- [Challenge]: "value" appears in how many lines of the entries? State only the number.

- [Exercise data]:
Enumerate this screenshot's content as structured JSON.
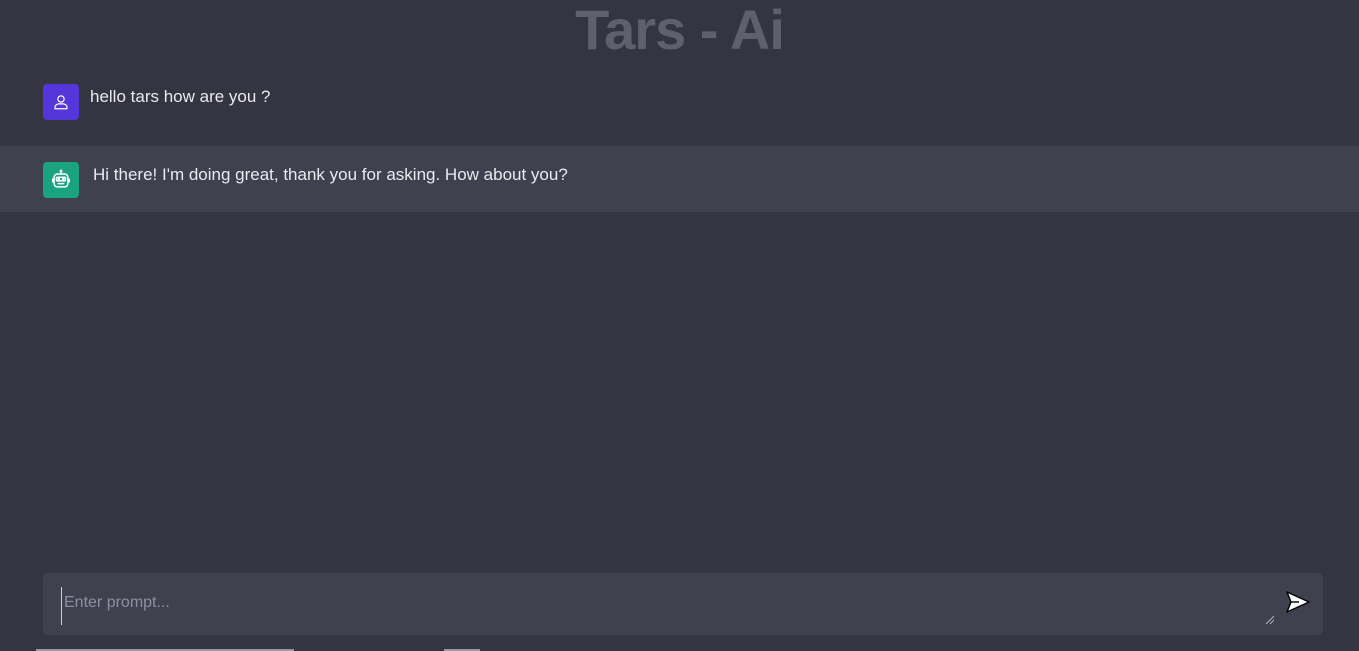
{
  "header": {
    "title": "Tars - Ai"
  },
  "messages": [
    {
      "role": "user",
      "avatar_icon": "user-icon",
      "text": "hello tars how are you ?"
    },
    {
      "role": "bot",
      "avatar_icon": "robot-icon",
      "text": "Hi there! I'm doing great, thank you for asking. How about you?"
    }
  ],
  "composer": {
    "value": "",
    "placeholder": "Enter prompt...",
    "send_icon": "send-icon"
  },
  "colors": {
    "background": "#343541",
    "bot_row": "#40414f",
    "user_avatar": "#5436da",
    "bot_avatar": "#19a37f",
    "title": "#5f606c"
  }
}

* * *

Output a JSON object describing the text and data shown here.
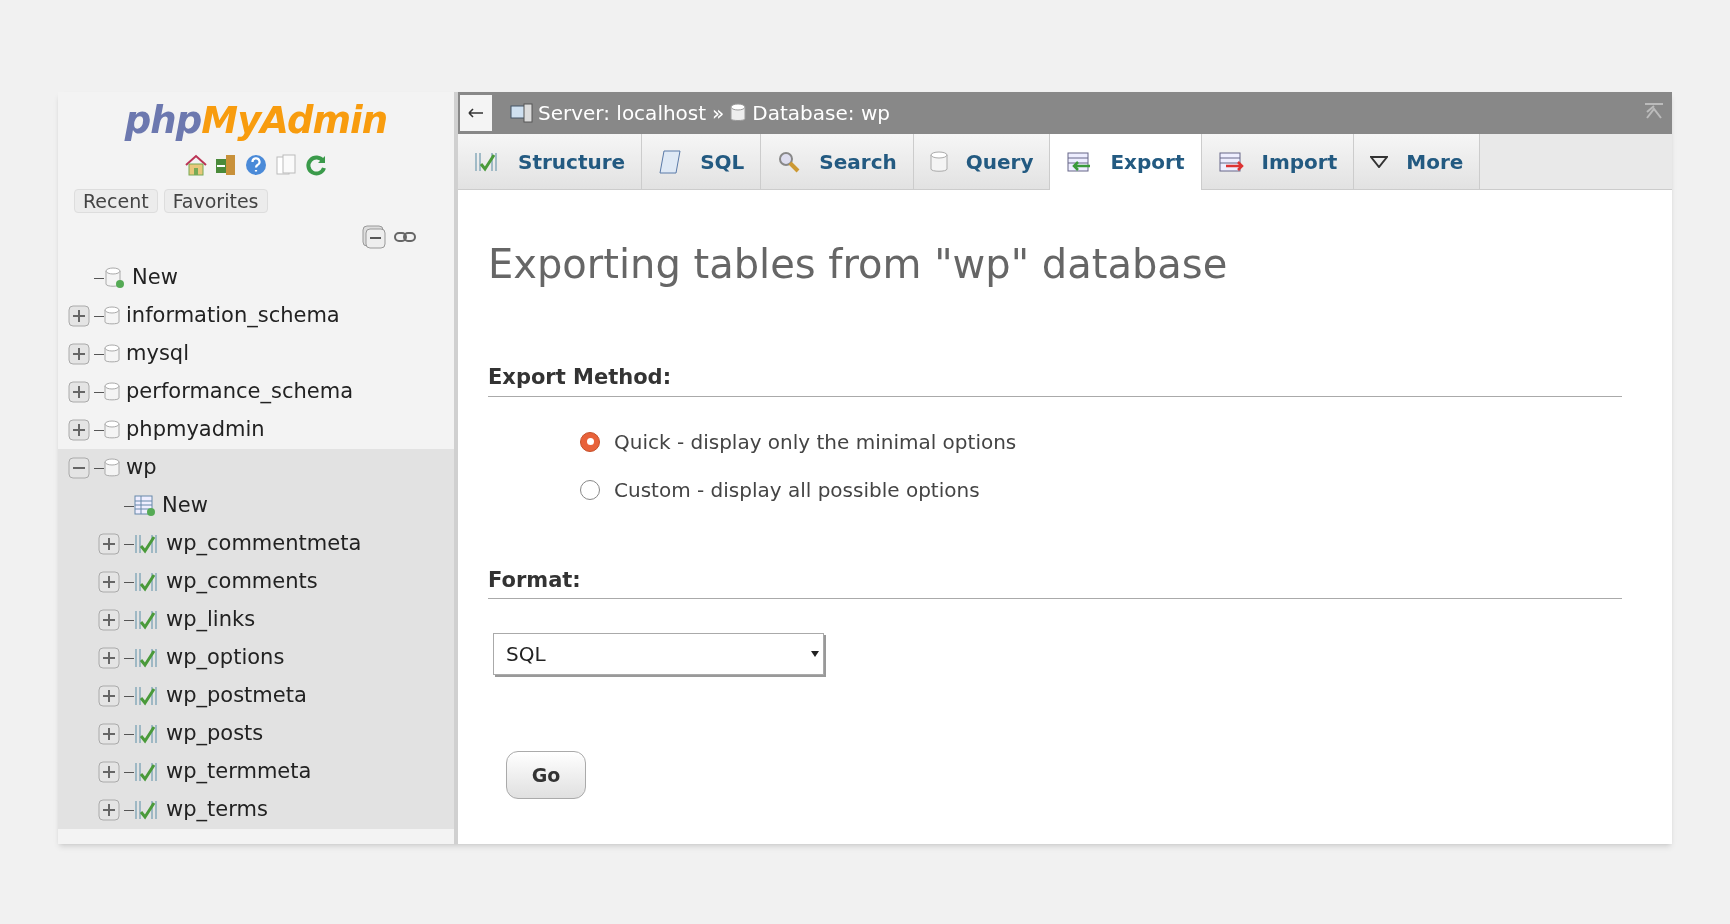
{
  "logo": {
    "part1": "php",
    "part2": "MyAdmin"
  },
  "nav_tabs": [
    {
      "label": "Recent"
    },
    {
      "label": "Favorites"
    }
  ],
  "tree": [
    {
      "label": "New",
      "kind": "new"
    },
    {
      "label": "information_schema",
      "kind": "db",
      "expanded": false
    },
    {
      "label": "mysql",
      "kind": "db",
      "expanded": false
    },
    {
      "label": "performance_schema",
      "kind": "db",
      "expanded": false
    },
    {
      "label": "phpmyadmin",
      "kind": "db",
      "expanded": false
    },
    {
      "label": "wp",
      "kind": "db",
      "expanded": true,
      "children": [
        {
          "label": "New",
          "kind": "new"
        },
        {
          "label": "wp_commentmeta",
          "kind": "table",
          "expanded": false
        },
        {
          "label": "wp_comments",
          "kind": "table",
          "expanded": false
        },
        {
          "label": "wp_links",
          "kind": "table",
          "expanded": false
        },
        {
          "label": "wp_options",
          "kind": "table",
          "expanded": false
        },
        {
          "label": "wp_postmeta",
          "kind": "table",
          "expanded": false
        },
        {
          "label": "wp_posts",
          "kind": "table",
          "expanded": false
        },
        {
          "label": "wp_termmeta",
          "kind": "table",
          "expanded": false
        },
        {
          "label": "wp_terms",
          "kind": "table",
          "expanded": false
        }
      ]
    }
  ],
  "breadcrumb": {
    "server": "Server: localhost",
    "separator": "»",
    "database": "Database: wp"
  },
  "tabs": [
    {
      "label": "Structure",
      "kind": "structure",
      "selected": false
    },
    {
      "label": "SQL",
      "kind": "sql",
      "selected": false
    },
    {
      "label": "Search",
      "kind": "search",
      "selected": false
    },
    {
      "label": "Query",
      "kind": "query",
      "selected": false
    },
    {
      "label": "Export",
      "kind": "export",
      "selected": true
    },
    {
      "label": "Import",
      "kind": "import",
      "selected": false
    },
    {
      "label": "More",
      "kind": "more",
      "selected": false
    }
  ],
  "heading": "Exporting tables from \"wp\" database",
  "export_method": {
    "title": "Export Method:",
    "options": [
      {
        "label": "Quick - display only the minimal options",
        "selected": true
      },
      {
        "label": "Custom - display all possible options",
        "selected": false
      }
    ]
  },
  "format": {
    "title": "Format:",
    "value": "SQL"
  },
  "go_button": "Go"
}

* * *

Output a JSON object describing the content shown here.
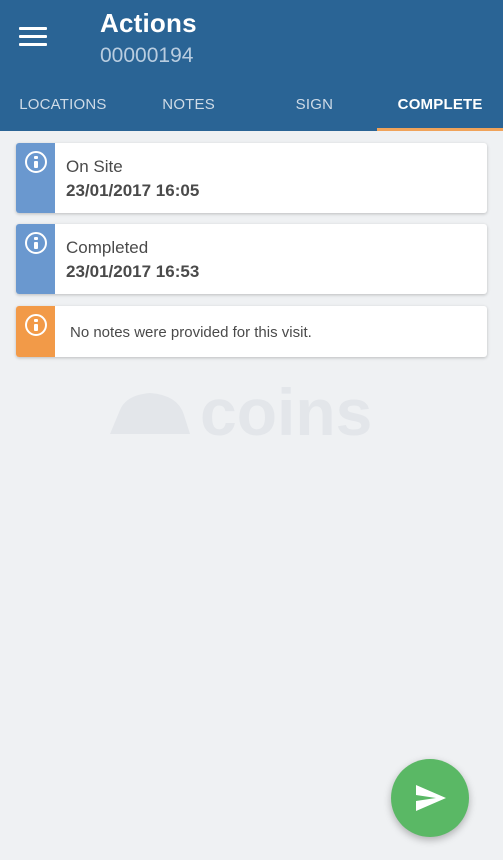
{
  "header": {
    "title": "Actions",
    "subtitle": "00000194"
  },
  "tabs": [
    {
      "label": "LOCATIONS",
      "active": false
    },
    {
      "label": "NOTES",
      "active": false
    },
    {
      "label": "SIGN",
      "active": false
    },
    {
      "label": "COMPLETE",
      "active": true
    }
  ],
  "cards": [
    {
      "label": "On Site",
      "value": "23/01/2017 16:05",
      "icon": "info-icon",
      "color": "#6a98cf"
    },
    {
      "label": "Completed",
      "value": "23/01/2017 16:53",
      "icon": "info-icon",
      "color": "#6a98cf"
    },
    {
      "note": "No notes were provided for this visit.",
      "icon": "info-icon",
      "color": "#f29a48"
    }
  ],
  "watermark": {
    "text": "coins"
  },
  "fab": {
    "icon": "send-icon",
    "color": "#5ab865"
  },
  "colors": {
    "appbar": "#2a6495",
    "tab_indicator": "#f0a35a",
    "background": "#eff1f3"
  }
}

- [Written solution]: 4